# Problem requirements
Can you rewrite the whole listing below, changing every "bar-value-label" to "bar-amount-label" and leaving everything else as it is? Omit the pictures from your answer.

# Exercise material
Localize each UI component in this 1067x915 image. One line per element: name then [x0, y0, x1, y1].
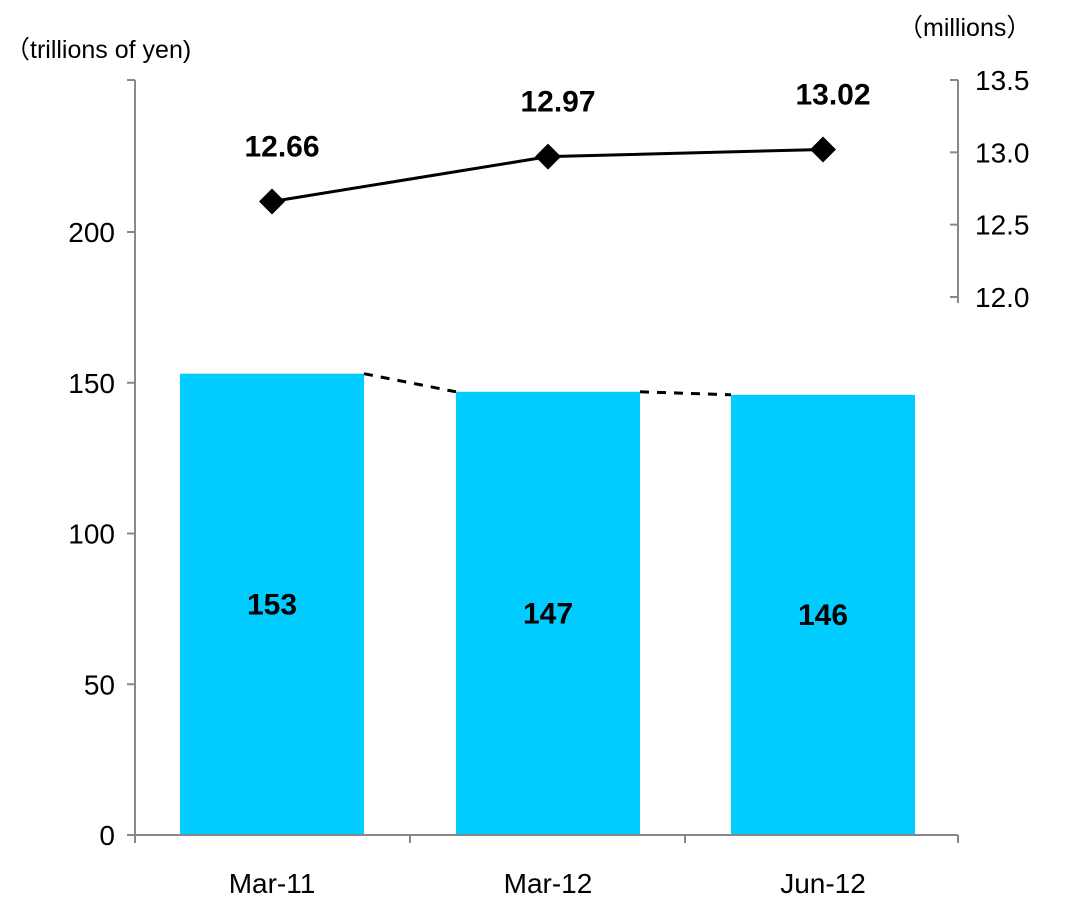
line-value-label: 13.02 [795, 78, 870, 111]
left-axis: 0 50 100 150 200 [68, 79, 136, 851]
x-axis-tick-label: Mar-12 [504, 868, 593, 899]
left-axis-tick-label: 100 [68, 519, 115, 550]
line-series: 12.66 12.97 13.02 [244, 78, 871, 215]
bar [731, 394, 915, 835]
left-axis-tick-label: 0 [99, 820, 115, 851]
line-point-marker [810, 136, 836, 163]
x-axis: Mar-11 Mar-12 Jun-12 [134, 834, 959, 899]
right-axis: 12.0 12.5 13.0 13.5 [950, 65, 1030, 313]
bar-value-label: 146 [798, 599, 848, 632]
right-axis-tick-label: 13.0 [975, 137, 1030, 168]
bar [180, 373, 364, 835]
line-point-marker [535, 143, 561, 170]
right-axis-tick-label: 12.5 [975, 210, 1030, 241]
bar-connectors [363, 372, 732, 397]
left-axis-unit-label: （trillions of yen) [5, 36, 191, 64]
left-axis-tick-label: 150 [68, 368, 115, 399]
bar-value-label: 147 [523, 597, 573, 630]
right-axis-tick-label: 12.0 [975, 282, 1030, 313]
line-point-marker [259, 188, 285, 215]
bar-value-label: 153 [247, 588, 297, 621]
bar-series: 153 147 146 [180, 373, 915, 835]
bar-connector-line [639, 390, 732, 397]
left-axis-tick-label: 200 [68, 217, 115, 248]
right-axis-tick-label: 13.5 [975, 65, 1030, 96]
x-axis-tick-label: Mar-11 [229, 868, 316, 899]
bar [456, 391, 640, 835]
bar-connector-line [363, 372, 457, 394]
line-value-label: 12.66 [244, 131, 319, 164]
right-axis-unit-label: （millions） [898, 14, 1031, 42]
line-value-label: 12.97 [520, 86, 595, 119]
left-axis-tick-label: 50 [84, 669, 115, 700]
x-axis-tick-label: Jun-12 [780, 868, 866, 899]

# Correct result
Localize each UI component in this 1067x915 image. One line per element: name then [x0, y0, x1, y1].
line-value-label: 13.02 [795, 78, 870, 111]
left-axis: 0 50 100 150 200 [68, 79, 136, 851]
x-axis-tick-label: Mar-12 [504, 868, 593, 899]
left-axis-tick-label: 100 [68, 519, 115, 550]
line-series: 12.66 12.97 13.02 [244, 78, 871, 215]
bar [731, 394, 915, 835]
left-axis-tick-label: 0 [99, 820, 115, 851]
line-point-marker [810, 136, 836, 163]
x-axis: Mar-11 Mar-12 Jun-12 [134, 834, 959, 899]
right-axis: 12.0 12.5 13.0 13.5 [950, 65, 1030, 313]
bar-amount-label: 146 [798, 599, 848, 632]
right-axis-tick-label: 13.0 [975, 137, 1030, 168]
bar [180, 373, 364, 835]
line-point-marker [535, 143, 561, 170]
right-axis-tick-label: 12.5 [975, 210, 1030, 241]
bar-connectors [363, 372, 732, 397]
left-axis-unit-label: （trillions of yen) [5, 36, 191, 64]
left-axis-tick-label: 150 [68, 368, 115, 399]
bar-amount-label: 147 [523, 597, 573, 630]
right-axis-tick-label: 12.0 [975, 282, 1030, 313]
line-point-marker [259, 188, 285, 215]
bar-amount-label: 153 [247, 588, 297, 621]
bar-series: 153 147 146 [180, 373, 915, 835]
bar-connector-line [639, 390, 732, 397]
left-axis-tick-label: 200 [68, 217, 115, 248]
right-axis-tick-label: 13.5 [975, 65, 1030, 96]
x-axis-tick-label: Mar-11 [229, 868, 316, 899]
bar [456, 391, 640, 835]
bar-connector-line [363, 372, 457, 394]
line-value-label: 12.66 [244, 131, 319, 164]
right-axis-unit-label: （millions） [898, 14, 1031, 42]
line-value-label: 12.97 [520, 86, 595, 119]
left-axis-tick-label: 50 [84, 669, 115, 700]
x-axis-tick-label: Jun-12 [780, 868, 866, 899]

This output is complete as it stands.